» What you will do:
Which lines below hold the word "cells"? Report each one.

» Task inputs:
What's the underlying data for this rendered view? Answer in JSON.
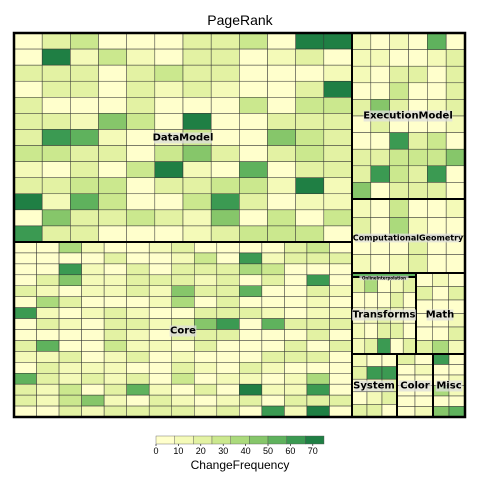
{
  "chart_data": {
    "type": "treemap",
    "title": "PageRank",
    "color_variable": "ChangeFrequency",
    "color_scale": {
      "ticks": [
        0,
        10,
        20,
        30,
        40,
        50,
        60,
        70
      ],
      "range": [
        0,
        75
      ],
      "colors": [
        "#ffffcc",
        "#f4fab8",
        "#e3f2a3",
        "#cbe88e",
        "#abda7c",
        "#86c66a",
        "#5fb25d",
        "#3b9a52",
        "#1f7f44"
      ]
    },
    "groups": [
      {
        "name": "DataModel",
        "cells": 230,
        "mean_change_frequency": 22
      },
      {
        "name": "Core",
        "cells": 260,
        "mean_change_frequency": 16
      },
      {
        "name": "ExecutionModel",
        "cells": 90,
        "mean_change_frequency": 20
      },
      {
        "name": "ComputationalGeometry",
        "cells": 32,
        "mean_change_frequency": 10
      },
      {
        "name": "OnlineInterpolation",
        "cells": 1,
        "mean_change_frequency": 5
      },
      {
        "name": "Transforms",
        "cells": 24,
        "mean_change_frequency": 13
      },
      {
        "name": "Math",
        "cells": 18,
        "mean_change_frequency": 12
      },
      {
        "name": "System",
        "cells": 14,
        "mean_change_frequency": 14
      },
      {
        "name": "Color",
        "cells": 14,
        "mean_change_frequency": 8
      },
      {
        "name": "Misc",
        "cells": 14,
        "mean_change_frequency": 8
      }
    ]
  }
}
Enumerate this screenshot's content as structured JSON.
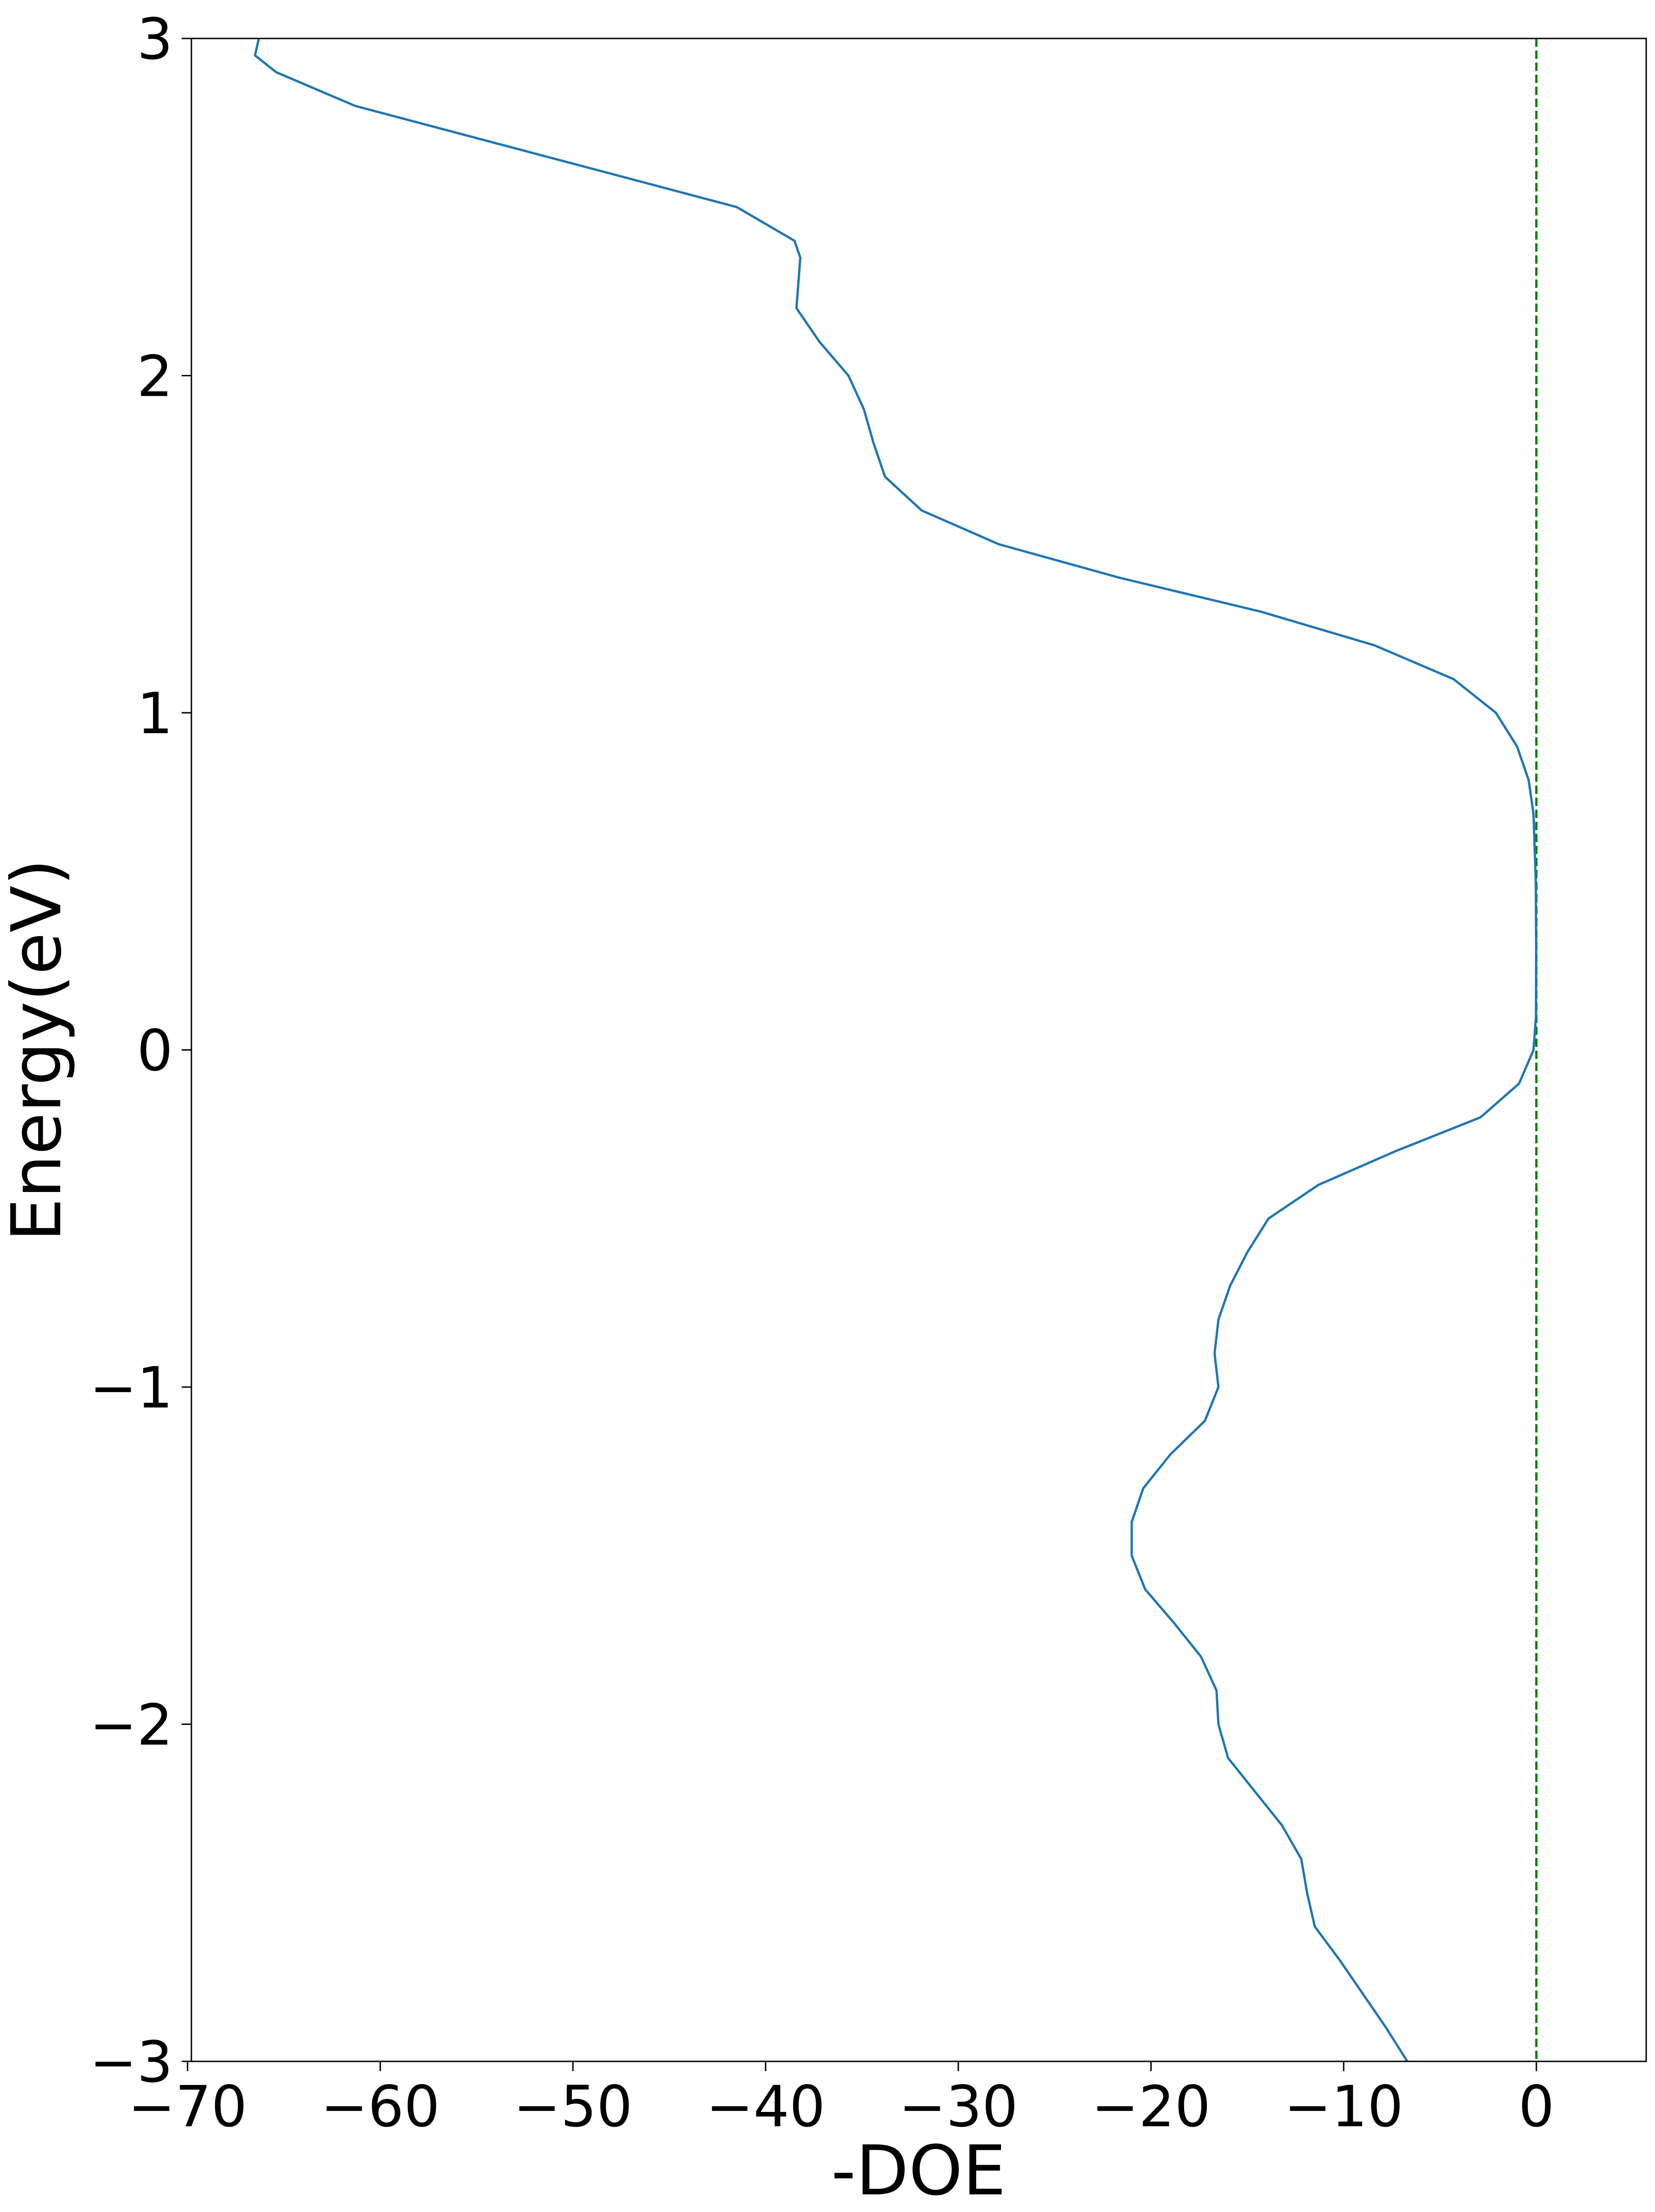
{
  "chart_data": {
    "type": "line",
    "orientation": "horizontal",
    "x_label": "-DOE",
    "y_label": "Energy(eV)",
    "xlim": [
      -69.8,
      5.7
    ],
    "ylim": [
      -3,
      3
    ],
    "xticks": [
      {
        "value": -70,
        "label": "−70"
      },
      {
        "value": -60,
        "label": "−60"
      },
      {
        "value": -50,
        "label": "−50"
      },
      {
        "value": -40,
        "label": "−40"
      },
      {
        "value": -30,
        "label": "−30"
      },
      {
        "value": -20,
        "label": "−20"
      },
      {
        "value": -10,
        "label": "−10"
      },
      0
    ],
    "yticks": [
      {
        "value": -3,
        "label": "−3"
      },
      {
        "value": -2,
        "label": "−2"
      },
      {
        "value": -1,
        "label": "−1"
      },
      0,
      1,
      2,
      3
    ],
    "y": [
      3,
      2.95,
      2.9,
      2.8,
      2.7,
      2.6,
      2.5,
      2.4,
      2.35,
      2.2,
      2.1,
      2.0,
      1.9,
      1.8,
      1.7,
      1.6,
      1.5,
      1.4,
      1.3,
      1.2,
      1.1,
      1.0,
      0.9,
      0.8,
      0.7,
      0.5,
      0.3,
      0.1,
      0,
      -0.1,
      -0.2,
      -0.3,
      -0.4,
      -0.5,
      -0.6,
      -0.7,
      -0.8,
      -0.9,
      -1.0,
      -1.1,
      -1.2,
      -1.3,
      -1.4,
      -1.5,
      -1.6,
      -1.7,
      -1.8,
      -1.9,
      -2.0,
      -2.1,
      -2.2,
      -2.3,
      -2.4,
      -2.5,
      -2.6,
      -2.7,
      -2.8,
      -2.9,
      -3.0
    ],
    "series": [
      {
        "color": "#1f77b4",
        "values": [
          -66.3,
          -66.5,
          -65.4,
          -61.3,
          -54.7,
          -48.1,
          -41.5,
          -38.5,
          -38.2,
          -38.4,
          -37.2,
          -35.7,
          -34.9,
          -34.4,
          -33.8,
          -31.9,
          -27.9,
          -21.6,
          -14.3,
          -8.4,
          -4.3,
          -2.1,
          -1.0,
          -0.4,
          -0.15,
          -0.03,
          -0.01,
          -0.02,
          -0.15,
          -0.9,
          -2.9,
          -7.3,
          -11.3,
          -13.9,
          -15.0,
          -15.9,
          -16.5,
          -16.7,
          -16.5,
          -17.2,
          -19.0,
          -20.4,
          -21.0,
          -21.0,
          -20.3,
          -18.8,
          -17.4,
          -16.6,
          -16.5,
          -16.0,
          -14.6,
          -13.2,
          -12.2,
          -11.9,
          -11.5,
          -10.2,
          -9.0,
          -7.8,
          -6.7
        ]
      }
    ],
    "vline": {
      "x": 0,
      "color": "#008000",
      "style": "dashed"
    }
  }
}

» Written answer:
        "cells": 230,
        "cells": 260,
        "cells": 90,
        "cells": 32,
        "cells": 1,
        "cells": 24,
        "cells": 18,
        "cells": 14,
        "cells": 14,
        "cells": 14,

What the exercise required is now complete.